**What to work on:** Tally the lines in these records that hold the string "George", and reply with the number alone.

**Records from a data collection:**
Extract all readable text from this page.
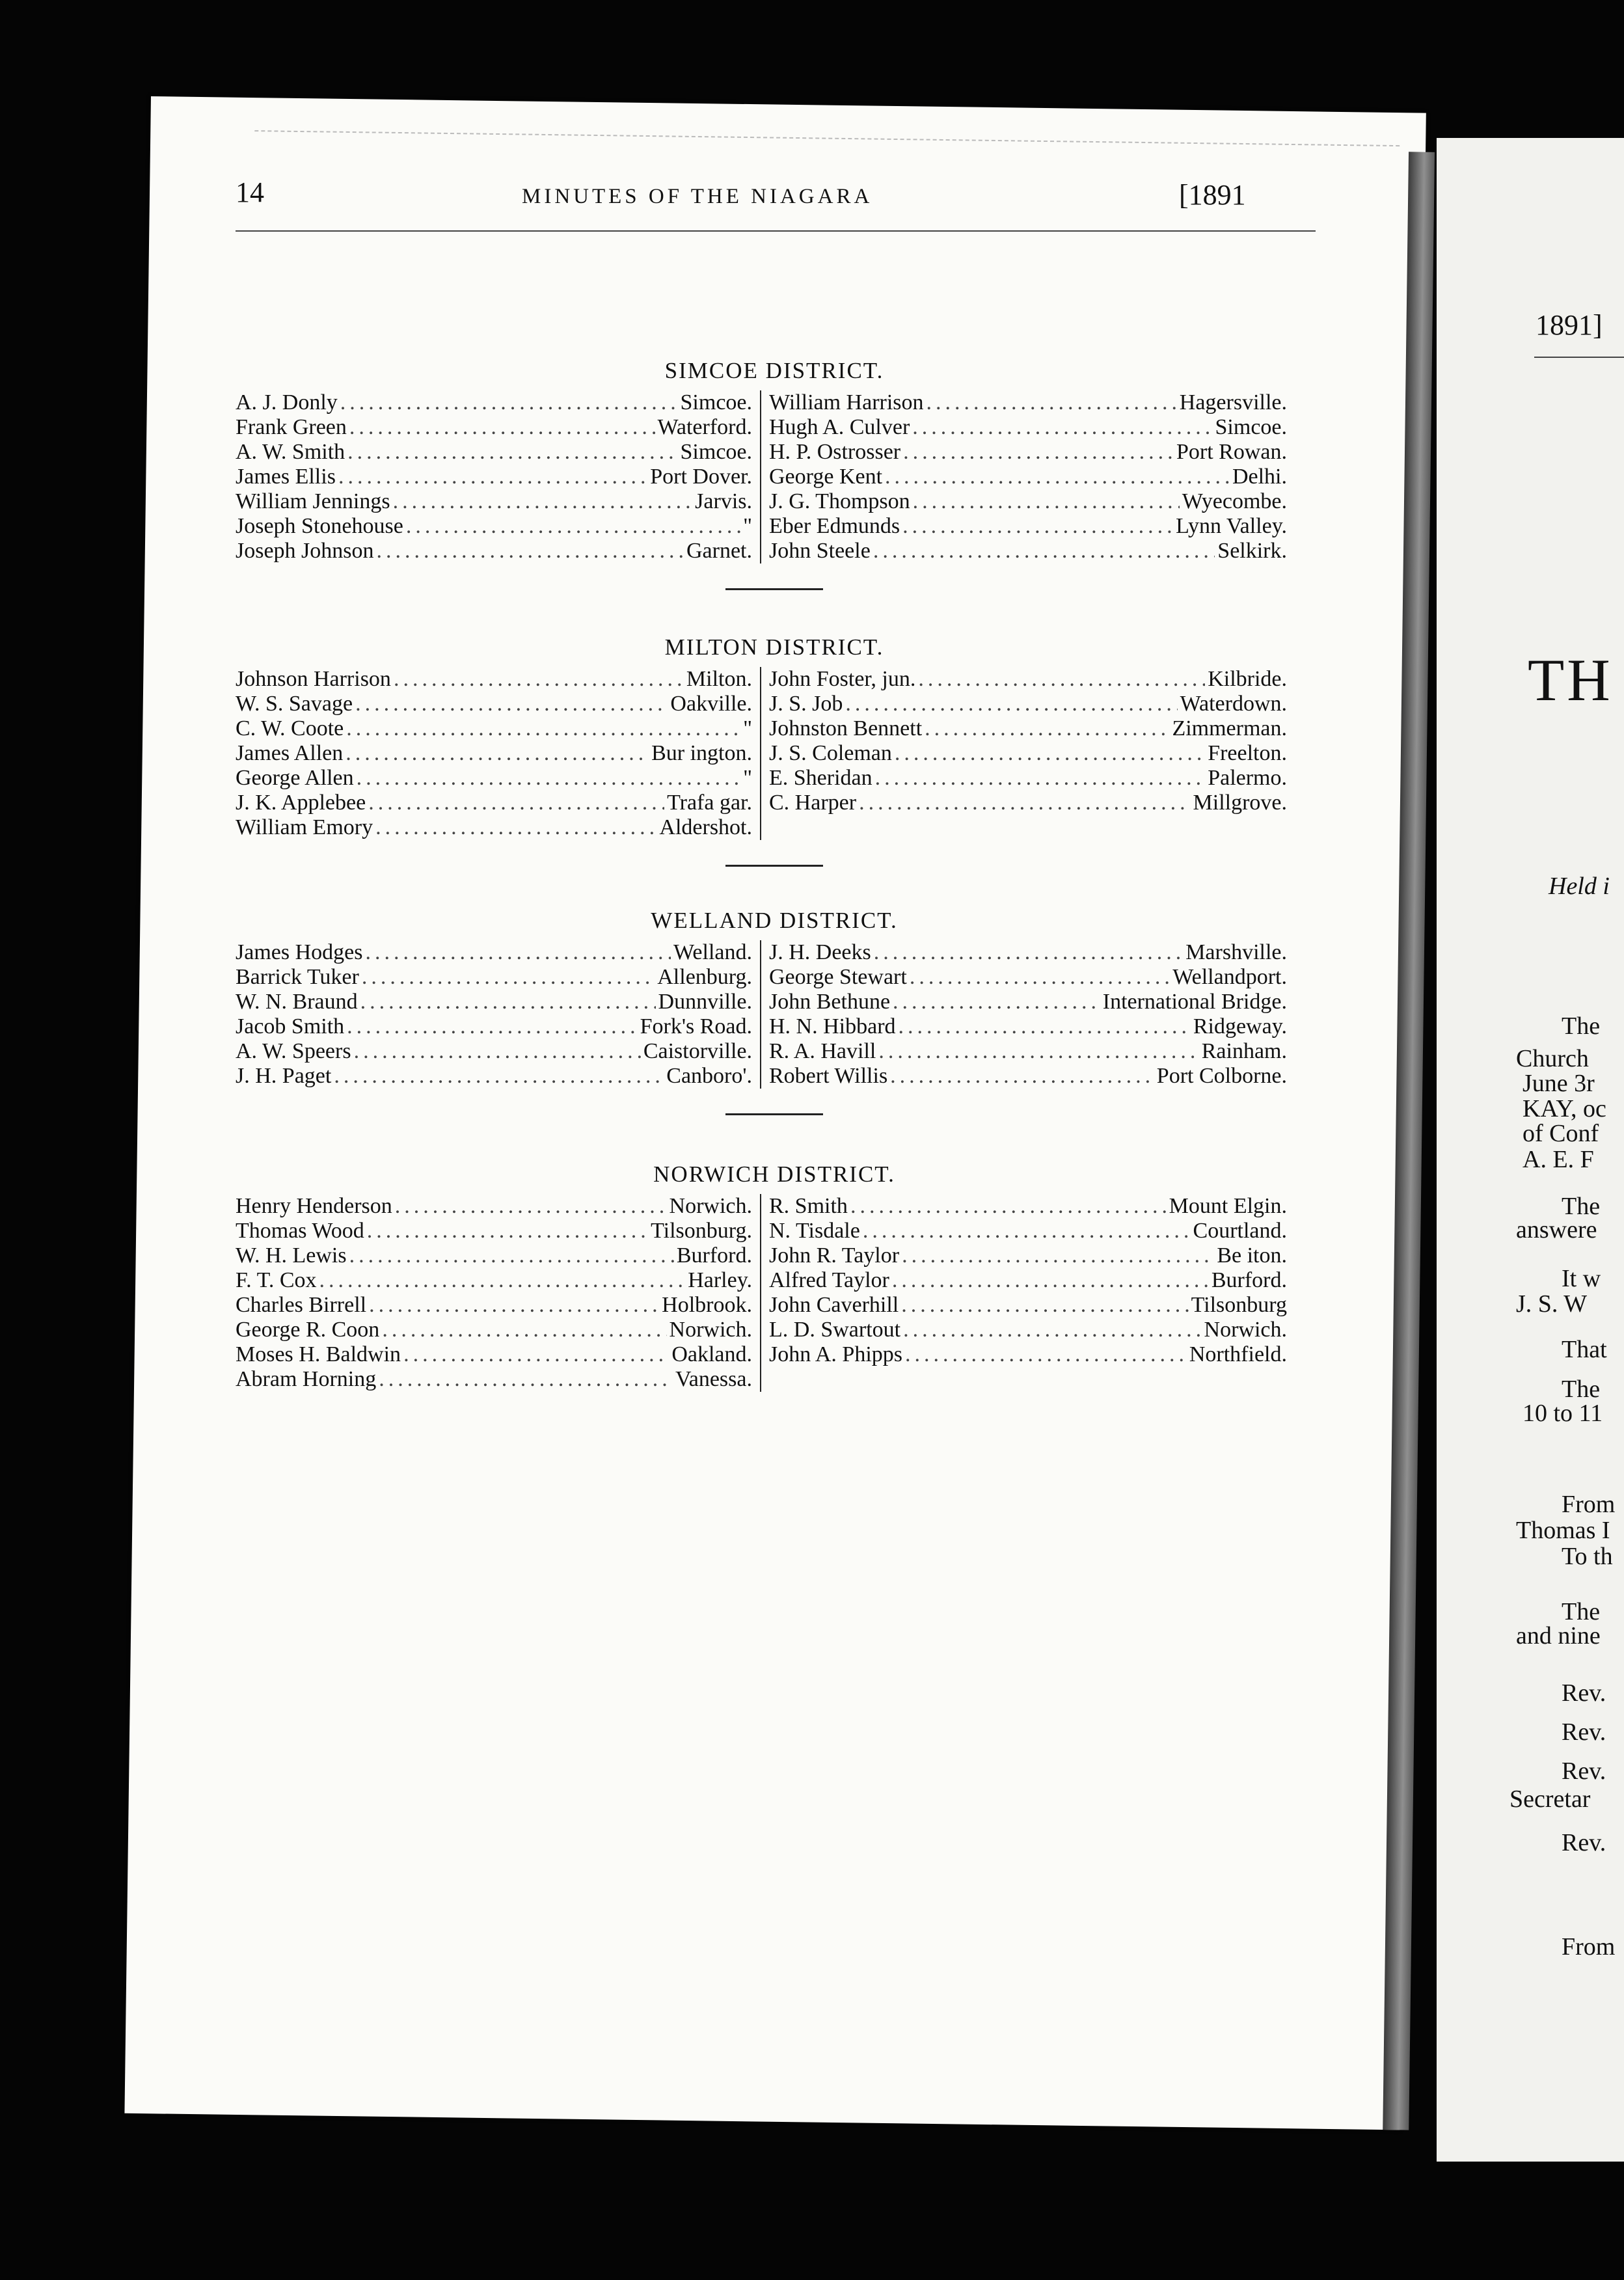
14	MINUTES OF THE NIAGARA	[1891
SIMCOE DISTRICT.
A. J. Donly .....	Simcoe.
Frank Green .....	Waterford.
A. W. Smith .....	Simcoe.
James Ellis .....	Port Dover.
William Jennings .....	Jarvis.
Joseph Stonehouse .....	"
Joseph Johnson .....	Garnet.
William Harrison .....	Hagersville.
Hugh A. Culver .....	Simcoe.
H. P. Ostrosser .....	Port Rowan.
George Kent .....	Delhi.
J. G. Thompson .....	Wyecombe.
Eber Edmunds .....	Lynn Valley.
John Steele .....	Selkirk.
MILTON DISTRICT.
Johnson Harrison .....	Milton.
W. S. Savage .....	Oakville.
C. W. Coote .....	"
James Allen .....	Bur ington.
George Allen .....	"
J. K. Applebee .....	Trafa gar.
William Emory .....	Aldershot.
John Foster, jun. .....	Kilbride.
J. S. Job .....	Waterdown.
Johnston Bennett .....	Zimmerman.
J. S. Coleman .....	Freelton.
E. Sheridan .....	Palermo.
C. Harper .....	Millgrove.
WELLAND DISTRICT.
James Hodges .....	Welland.
Barrick Tuker .....	Allenburg.
W. N. Braund .....	Dunnville.
Jacob Smith .....	Fork's Road.
A. W. Speers .....	Caistorville.
J. H. Paget .....	Canboro'.
J. H. Deeks .....	Marshville.
George Stewart .....	Wellandport.
John Bethune .....	International Bridge.
H. N. Hibbard .....	Ridgeway.
R. A. Havill .....	Rainham.
Robert Willis .....	Port Colborne.
NORWICH DISTRICT.
Henry Henderson .....	Norwich.
Thomas Wood .....	Tilsonburg.
W. H. Lewis .....	Burford.
F. T. Cox .....	Harley.
Charles Birrell .....	Holbrook.
George R. Coon .....	Norwich.
Moses H. Baldwin .....	Oakland.
Abram Horning .....	Vanessa.
R. Smith .....	Mount Elgin.
N. Tisdale .....	Courtland.
John R. Taylor .....	Be iton.
Alfred Taylor .....	Burford.
John Caverhill .....	Tilsonburg
L. D. Swartout .....	Norwich.
John A. Phipps .....	Northfield.
1891]
TH
Held i
The
Church
June 3r
KAY, oc
of Conf
A. E. F
The
answere
It w
J. S. W
That
The
10 to 11
From
Thomas I
To th
The
and nine
Rev.
Rev.
Rev.
Secretar
Rev.
From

**Output for this exercise:** 4